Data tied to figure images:

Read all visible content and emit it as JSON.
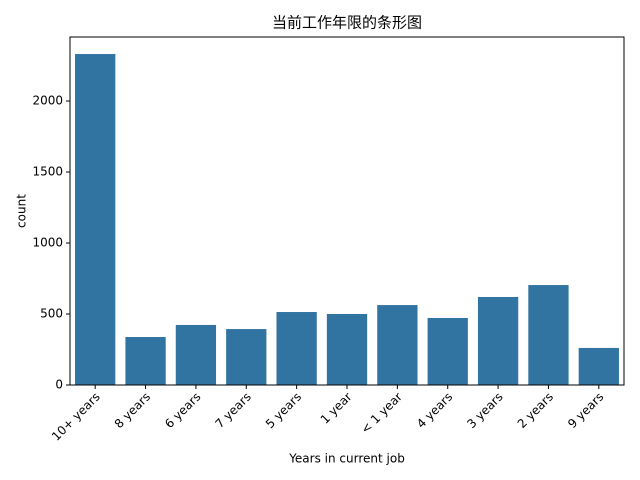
{
  "chart_data": {
    "type": "bar",
    "title": "当前工作年限的条形图",
    "x_label": "Years in current job",
    "y_label": "count",
    "categories": [
      "10+ years",
      "8 years",
      "6 years",
      "7 years",
      "5 years",
      "1 year",
      "< 1 year",
      "4 years",
      "3 years",
      "2 years",
      "9 years"
    ],
    "values": [
      2331,
      338,
      423,
      394,
      514,
      500,
      563,
      472,
      620,
      704,
      261
    ],
    "color": "#3274a1",
    "ylim": [
      0,
      2451
    ],
    "yticks": [
      0,
      500,
      1000,
      1500,
      2000
    ],
    "grid": false
  }
}
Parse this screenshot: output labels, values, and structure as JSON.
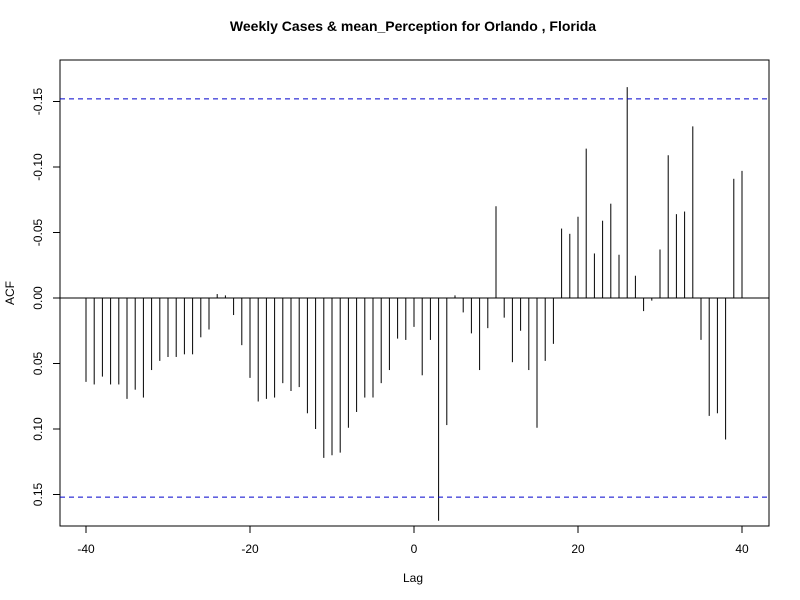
{
  "chart_data": {
    "type": "bar",
    "title": "Weekly Cases & mean_Perception for Orlando , Florida",
    "xlabel": "Lag",
    "ylabel": "ACF",
    "xlim": [
      -40,
      40
    ],
    "ylim": [
      -0.17,
      0.18
    ],
    "x_ticks": [
      -40,
      -20,
      0,
      20,
      40
    ],
    "x_tick_labels": [
      "-40",
      "-20",
      "0",
      "20",
      "40"
    ],
    "y_ticks": [
      -0.15,
      -0.1,
      -0.05,
      0.0,
      0.05,
      0.1,
      0.15
    ],
    "y_tick_labels": [
      "-0.15",
      "-0.10",
      "-0.05",
      "0.00",
      "0.05",
      "0.10",
      "0.15"
    ],
    "confidence_bound": 0.152,
    "colors": {
      "bars": "#000000",
      "confidence": "#0000cc",
      "zero_line": "#000000",
      "frame": "#000000"
    },
    "lags": [
      -40,
      -39,
      -38,
      -37,
      -36,
      -35,
      -34,
      -33,
      -32,
      -31,
      -30,
      -29,
      -28,
      -27,
      -26,
      -25,
      -24,
      -23,
      -22,
      -21,
      -20,
      -19,
      -18,
      -17,
      -16,
      -15,
      -14,
      -13,
      -12,
      -11,
      -10,
      -9,
      -8,
      -7,
      -6,
      -5,
      -4,
      -3,
      -2,
      -1,
      0,
      1,
      2,
      3,
      4,
      5,
      6,
      7,
      8,
      9,
      10,
      11,
      12,
      13,
      14,
      15,
      16,
      17,
      18,
      19,
      20,
      21,
      22,
      23,
      24,
      25,
      26,
      27,
      28,
      29,
      30,
      31,
      32,
      33,
      34,
      35,
      36,
      37,
      38,
      39,
      40
    ],
    "values": [
      0.064,
      0.066,
      0.06,
      0.066,
      0.066,
      0.077,
      0.07,
      0.076,
      0.055,
      0.048,
      0.045,
      0.045,
      0.043,
      0.043,
      0.03,
      0.024,
      -0.003,
      -0.002,
      0.013,
      0.036,
      0.061,
      0.079,
      0.077,
      0.076,
      0.065,
      0.071,
      0.068,
      0.088,
      0.1,
      0.122,
      0.12,
      0.118,
      0.099,
      0.087,
      0.076,
      0.076,
      0.065,
      0.055,
      0.031,
      0.032,
      0.022,
      0.059,
      0.032,
      0.17,
      0.097,
      -0.002,
      0.011,
      0.027,
      0.055,
      0.023,
      -0.07,
      0.015,
      0.049,
      0.025,
      0.055,
      0.099,
      0.048,
      0.035,
      -0.053,
      -0.049,
      -0.062,
      -0.114,
      -0.034,
      -0.059,
      -0.072,
      -0.033,
      -0.161,
      -0.017,
      0.01,
      0.002,
      -0.037,
      -0.109,
      -0.064,
      -0.066,
      -0.131,
      0.032,
      0.09,
      0.088,
      0.108,
      -0.091,
      -0.097
    ]
  }
}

PROBLEM DETAILS:
In the entries above, count each line holding "JSON" and report the total and nothing more.

ANSWER BELOW:
2